◆ Directive:
Look through the material below for "ylabel". Copy every line that contains it.

((

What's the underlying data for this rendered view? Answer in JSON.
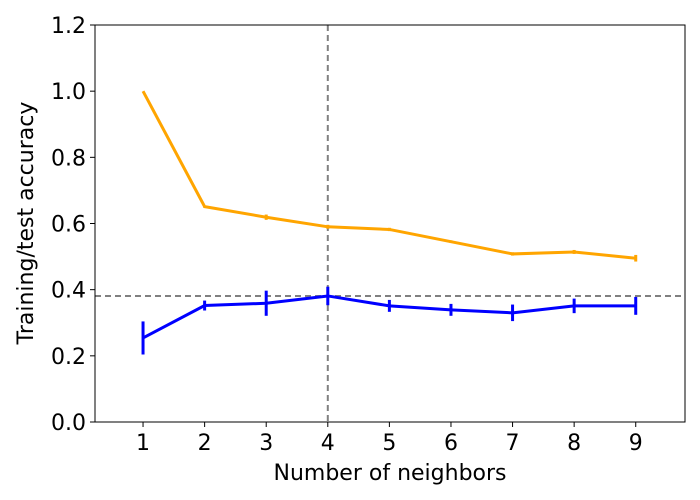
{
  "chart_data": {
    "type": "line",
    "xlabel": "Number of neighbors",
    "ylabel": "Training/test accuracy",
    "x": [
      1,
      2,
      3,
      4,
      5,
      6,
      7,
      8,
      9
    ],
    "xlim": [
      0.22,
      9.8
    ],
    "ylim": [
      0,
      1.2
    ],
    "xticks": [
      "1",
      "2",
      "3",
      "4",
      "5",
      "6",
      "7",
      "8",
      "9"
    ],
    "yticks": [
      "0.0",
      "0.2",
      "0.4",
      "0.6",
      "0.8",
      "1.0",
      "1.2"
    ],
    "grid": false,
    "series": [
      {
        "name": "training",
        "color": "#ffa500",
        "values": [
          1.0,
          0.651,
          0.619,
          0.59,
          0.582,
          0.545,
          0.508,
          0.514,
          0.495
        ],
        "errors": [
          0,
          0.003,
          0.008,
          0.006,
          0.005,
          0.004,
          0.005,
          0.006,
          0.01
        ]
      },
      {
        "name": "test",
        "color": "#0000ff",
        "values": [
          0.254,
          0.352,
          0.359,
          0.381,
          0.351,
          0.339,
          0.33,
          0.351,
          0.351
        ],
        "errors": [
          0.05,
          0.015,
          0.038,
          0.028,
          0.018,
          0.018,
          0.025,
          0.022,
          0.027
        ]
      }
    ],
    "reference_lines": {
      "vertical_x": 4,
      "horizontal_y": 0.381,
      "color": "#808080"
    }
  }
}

))
((

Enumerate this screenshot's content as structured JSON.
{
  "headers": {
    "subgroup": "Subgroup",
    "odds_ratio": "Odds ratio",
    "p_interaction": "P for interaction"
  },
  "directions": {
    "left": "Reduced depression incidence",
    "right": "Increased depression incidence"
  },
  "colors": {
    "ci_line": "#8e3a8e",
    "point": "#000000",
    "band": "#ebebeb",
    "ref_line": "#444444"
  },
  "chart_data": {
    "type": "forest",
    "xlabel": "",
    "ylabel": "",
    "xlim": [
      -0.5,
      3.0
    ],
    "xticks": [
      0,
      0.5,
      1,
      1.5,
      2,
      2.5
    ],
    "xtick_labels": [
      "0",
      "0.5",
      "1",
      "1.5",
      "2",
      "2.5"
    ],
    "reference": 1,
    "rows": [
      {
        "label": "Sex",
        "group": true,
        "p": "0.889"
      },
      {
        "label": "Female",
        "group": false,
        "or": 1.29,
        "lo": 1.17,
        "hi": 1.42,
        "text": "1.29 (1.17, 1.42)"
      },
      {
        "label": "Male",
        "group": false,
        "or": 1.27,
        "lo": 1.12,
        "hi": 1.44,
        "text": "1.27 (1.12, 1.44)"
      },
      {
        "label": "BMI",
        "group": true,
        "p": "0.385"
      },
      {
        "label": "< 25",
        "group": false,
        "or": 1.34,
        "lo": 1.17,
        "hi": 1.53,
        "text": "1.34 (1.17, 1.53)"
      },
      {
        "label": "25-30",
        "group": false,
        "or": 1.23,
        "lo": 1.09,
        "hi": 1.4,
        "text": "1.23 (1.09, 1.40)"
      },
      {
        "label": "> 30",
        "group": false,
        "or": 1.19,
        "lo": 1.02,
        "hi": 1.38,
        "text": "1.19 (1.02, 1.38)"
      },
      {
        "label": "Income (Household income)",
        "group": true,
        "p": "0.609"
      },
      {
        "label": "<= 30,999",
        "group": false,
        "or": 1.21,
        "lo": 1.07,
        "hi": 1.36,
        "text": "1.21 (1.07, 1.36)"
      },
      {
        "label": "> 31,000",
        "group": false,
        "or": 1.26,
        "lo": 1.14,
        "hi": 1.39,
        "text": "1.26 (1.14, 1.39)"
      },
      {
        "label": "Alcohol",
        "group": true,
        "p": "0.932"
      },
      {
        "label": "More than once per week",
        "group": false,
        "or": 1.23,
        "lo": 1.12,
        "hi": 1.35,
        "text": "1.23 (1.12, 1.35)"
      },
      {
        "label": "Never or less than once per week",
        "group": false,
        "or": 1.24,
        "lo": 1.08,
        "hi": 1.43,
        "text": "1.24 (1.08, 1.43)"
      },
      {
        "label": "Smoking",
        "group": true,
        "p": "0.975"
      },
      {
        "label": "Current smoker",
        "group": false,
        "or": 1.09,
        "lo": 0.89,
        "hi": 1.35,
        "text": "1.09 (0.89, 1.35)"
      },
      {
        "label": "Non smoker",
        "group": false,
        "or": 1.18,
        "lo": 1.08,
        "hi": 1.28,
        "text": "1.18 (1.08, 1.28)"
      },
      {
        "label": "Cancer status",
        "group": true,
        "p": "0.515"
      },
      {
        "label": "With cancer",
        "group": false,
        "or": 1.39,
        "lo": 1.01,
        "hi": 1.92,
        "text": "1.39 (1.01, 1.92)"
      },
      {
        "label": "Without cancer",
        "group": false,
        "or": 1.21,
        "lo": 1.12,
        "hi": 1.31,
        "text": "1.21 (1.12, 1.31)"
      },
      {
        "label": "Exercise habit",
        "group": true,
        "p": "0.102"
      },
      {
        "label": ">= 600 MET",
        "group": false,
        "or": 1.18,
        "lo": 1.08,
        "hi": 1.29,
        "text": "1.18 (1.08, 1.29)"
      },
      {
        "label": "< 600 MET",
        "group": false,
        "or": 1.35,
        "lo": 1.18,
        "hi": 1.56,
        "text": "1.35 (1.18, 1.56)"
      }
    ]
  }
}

))

◆ Written response:
    "ylabel": "Training/test accuracy",
    "ylabel": "",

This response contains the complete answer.